### ページ
以下、山陰中央新報デジタルより
山陰地方でも、クマの目撃が相次いだ今年、県西部農林水産振興センター県央事務所の鳥獣専門調査指導員・岩下幸代さんが、クマとはどういう動物か、山陰中央新報のインタビューに答えられました。
視聴率アップや再生回数狙いのためか、おどろおどろしいクマの姿を得意げになって繰り返し報道し続けている残念な今年の日本のマスコミ報道の中で、澄んだ目でクマの姿を見て正直に語っておられる岩下さんの発言には好感が持てました。まさに、熊森が見てきたクマの姿と重なります。
以下がその内容です。
Q クマは人を襲う恐ろしいイメージがある。
A 本当はおとなしく、人を恐れている。昼行性だが、餌を求めて人里に下りるのも日中ではなく人の少ない朝夕が多い。
Q なぜ人を襲うのか。
A 出合い頭で襲われるケースが多く、クマがパニックになっている場合がある。かんだりひっかいたりするが、クマからすれば狩りではなく、逃げるための攻撃。急所を狙ってくるわけでもない。
Q 最近、市街地に現れ人を恐れないクマ「アーバンベア」が問題視される。
A 「新世代クマ」などと間違ったイメージが先行しているが、アーバンベアとて人慣れしてはいない。人を避け本能的に逃げたいのは同じ。民家の敷地に侵入するのも身を隠したい気持ちによる。
Q クマはどんな食性か。
A 植物中心の雑食性で基本的に何でも食べる。春はタケノコ、夏はアリなどの昆虫、イノシシやタヌキの死骸も食べる。秋は冬眠前に脂肪を蓄えるためドングリなど脂の多い木の実を求める。足りないと栄養価の高い柿に強く執着する。普段いる山奥が木の実不足だと行動範囲を広げる。
Q 出くわした際はどうすればいいのか。

### 小課題 1
クマのインタビュー記事について、次の問いに答えてください。
(a) 岩下幸代さんの肩書は何か。
(b) クマが餌を求めて人里に下りることが多いのはどの時間帯か。
(c) 秋にクマがドングリなど脂の多い木の実を求めるのは何のためか。
### 小課題 2
次の各文がクマのインタビュー記事の内容と合っているか、「はい」か「いいえ」で答え、判断の根拠となる記事の語句をそのまま引用してください。
(a) クマは夜行性である。
(b) クマがかんだりひっかいたりするのは、逃げるための攻撃である。
(c) アーバンベアは人慣れしている。
### 小課題 3
クマのインタビュー記事の続きを、最後の問いに対する答えから書き進めてください。
後に続く行は、この作業では使いません。

### 表示情報
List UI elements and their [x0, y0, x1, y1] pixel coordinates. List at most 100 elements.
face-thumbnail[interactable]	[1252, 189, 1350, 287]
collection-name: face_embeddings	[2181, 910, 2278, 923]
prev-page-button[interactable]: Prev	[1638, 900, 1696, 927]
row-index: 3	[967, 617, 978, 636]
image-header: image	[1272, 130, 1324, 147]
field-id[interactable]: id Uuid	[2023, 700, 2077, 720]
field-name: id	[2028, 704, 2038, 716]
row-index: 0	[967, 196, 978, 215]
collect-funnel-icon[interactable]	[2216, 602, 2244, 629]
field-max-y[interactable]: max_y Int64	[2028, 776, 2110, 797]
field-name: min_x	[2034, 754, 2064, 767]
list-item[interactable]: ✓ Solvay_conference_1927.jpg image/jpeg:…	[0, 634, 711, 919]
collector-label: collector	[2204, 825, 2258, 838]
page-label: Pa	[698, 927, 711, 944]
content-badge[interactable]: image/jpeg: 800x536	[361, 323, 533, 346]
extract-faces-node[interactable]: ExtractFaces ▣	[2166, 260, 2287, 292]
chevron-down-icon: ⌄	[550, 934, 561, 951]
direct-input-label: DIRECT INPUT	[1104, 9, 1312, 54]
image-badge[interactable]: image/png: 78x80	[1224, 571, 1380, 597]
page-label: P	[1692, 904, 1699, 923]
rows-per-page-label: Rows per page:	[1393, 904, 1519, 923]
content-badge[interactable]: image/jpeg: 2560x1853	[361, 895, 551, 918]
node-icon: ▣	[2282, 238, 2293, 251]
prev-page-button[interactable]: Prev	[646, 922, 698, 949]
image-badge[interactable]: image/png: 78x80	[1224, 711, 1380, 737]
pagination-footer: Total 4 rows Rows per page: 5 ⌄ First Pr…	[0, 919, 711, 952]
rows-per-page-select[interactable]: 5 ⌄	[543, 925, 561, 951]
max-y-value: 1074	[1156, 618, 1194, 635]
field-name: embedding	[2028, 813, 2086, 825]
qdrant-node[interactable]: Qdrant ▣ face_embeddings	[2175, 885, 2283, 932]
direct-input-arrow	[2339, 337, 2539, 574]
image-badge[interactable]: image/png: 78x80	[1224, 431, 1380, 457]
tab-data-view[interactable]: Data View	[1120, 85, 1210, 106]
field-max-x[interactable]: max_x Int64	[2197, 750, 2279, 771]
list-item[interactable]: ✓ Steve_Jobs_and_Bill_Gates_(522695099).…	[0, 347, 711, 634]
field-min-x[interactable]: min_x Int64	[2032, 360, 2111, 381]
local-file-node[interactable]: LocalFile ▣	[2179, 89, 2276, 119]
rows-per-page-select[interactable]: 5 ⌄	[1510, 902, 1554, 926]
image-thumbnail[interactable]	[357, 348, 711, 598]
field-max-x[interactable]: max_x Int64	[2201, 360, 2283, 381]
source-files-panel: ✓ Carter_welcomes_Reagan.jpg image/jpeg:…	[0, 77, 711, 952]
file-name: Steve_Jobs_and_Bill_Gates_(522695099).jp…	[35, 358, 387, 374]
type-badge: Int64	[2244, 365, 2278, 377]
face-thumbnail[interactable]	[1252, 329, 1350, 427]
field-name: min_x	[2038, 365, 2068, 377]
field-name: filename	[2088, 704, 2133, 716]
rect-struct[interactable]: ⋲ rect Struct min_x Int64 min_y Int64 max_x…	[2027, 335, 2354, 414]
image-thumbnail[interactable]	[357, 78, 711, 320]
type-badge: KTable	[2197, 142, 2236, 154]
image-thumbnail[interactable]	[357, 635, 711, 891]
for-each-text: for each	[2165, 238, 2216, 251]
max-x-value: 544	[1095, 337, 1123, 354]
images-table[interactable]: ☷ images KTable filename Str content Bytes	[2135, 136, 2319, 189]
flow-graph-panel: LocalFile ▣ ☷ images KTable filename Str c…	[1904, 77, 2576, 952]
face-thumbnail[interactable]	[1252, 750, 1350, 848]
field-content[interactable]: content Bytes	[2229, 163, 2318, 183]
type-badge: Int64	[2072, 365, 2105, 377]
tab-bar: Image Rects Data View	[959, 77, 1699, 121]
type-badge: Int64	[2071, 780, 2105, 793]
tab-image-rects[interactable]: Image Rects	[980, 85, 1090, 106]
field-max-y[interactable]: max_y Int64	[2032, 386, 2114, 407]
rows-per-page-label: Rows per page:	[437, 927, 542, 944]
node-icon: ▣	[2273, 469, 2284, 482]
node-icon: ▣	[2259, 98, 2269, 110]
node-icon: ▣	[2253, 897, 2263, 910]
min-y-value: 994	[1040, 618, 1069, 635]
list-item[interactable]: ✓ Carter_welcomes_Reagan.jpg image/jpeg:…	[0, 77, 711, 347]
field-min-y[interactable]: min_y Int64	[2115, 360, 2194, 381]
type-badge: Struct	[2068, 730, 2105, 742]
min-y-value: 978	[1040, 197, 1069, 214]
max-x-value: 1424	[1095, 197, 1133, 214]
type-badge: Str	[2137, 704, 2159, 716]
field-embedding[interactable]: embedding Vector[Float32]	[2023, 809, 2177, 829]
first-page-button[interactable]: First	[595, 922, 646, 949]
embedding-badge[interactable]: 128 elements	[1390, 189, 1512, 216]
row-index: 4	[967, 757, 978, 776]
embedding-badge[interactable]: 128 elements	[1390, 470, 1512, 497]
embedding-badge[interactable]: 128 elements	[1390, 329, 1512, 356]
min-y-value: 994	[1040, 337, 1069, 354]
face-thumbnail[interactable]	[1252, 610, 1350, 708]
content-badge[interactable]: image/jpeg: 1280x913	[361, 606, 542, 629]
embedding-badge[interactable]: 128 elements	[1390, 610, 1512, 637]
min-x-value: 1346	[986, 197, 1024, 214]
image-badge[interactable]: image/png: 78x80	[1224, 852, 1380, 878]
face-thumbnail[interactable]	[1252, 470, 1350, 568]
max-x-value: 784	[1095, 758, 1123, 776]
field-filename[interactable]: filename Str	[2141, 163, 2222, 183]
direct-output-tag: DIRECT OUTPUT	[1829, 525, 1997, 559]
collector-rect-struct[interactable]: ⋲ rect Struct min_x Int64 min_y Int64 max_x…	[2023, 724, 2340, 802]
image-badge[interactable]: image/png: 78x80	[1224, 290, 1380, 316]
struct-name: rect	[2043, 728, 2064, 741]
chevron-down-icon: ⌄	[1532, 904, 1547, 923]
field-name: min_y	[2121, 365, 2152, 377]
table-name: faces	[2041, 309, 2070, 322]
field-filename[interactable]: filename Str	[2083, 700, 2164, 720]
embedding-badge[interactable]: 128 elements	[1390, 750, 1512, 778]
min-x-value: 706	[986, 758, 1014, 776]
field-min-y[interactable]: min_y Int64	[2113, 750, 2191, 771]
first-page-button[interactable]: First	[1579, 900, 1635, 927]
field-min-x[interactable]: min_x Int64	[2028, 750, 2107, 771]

### 出力 1
(a) 県西部農林水産振興センター県央事務所の鳥獣専門調査指導員
(b) 人の少ない朝夕
(c) 冬眠前に脂肪を蓄えるため

### 出力 2
(a) いいえ。「昼行性だが、餌を求めて人里に下りるのも日中ではなく人の少ない朝夕が多い。」
(b) はい。「クマからすれば狩りではなく、逃げるための攻撃。」
(c) いいえ。「アーバンベアとて人慣れしてはいない。」

### 出力 3
A 刺激するような行動を避けることが重要。クマが人に気付いていない、もしくはかなり遠くにいる場合は、静かにクマから目を離さず立ち去る。クマも気付き距離が近い場合は背を向けず、目を離さず、後ずさりするようにして去る。襲われたら急所を守る防御態勢を取る。両腕で頭を抱えて顔、頭部を守り、うつぶせになって腹部を守る。
Q 山を歩くときに特に気を付けることは。
A 遭遇時の対応を知っておくことも大切だが、出合わないことが一番大切。鈴を鳴らしたり、ラジオをかけたり存在を知らせながら山に入る。遭遇は朝夕が多い。この時間帯は特に山林での単独行動を避け、複数で入る場合は会話することを意識してほしい。
Q 他の鳥獣との違いをどう見るのか。
A 農林業に悪影響を与えるイノシシ、シカなどと比べると、被害の性質が異なる。島根県内では農作物被害の大半をイノシシによるものが占め、ツキノワグマは金額としては全体の1%未満に過ぎない。人を襲うのが問題だが、クマが望んでいるわけではない。人里や市街地に呼び込まないよう、人がいなくなり放棄された果樹の撤去や残飯、生ごみの処分の徹底など、人間の努力が求められる。(完)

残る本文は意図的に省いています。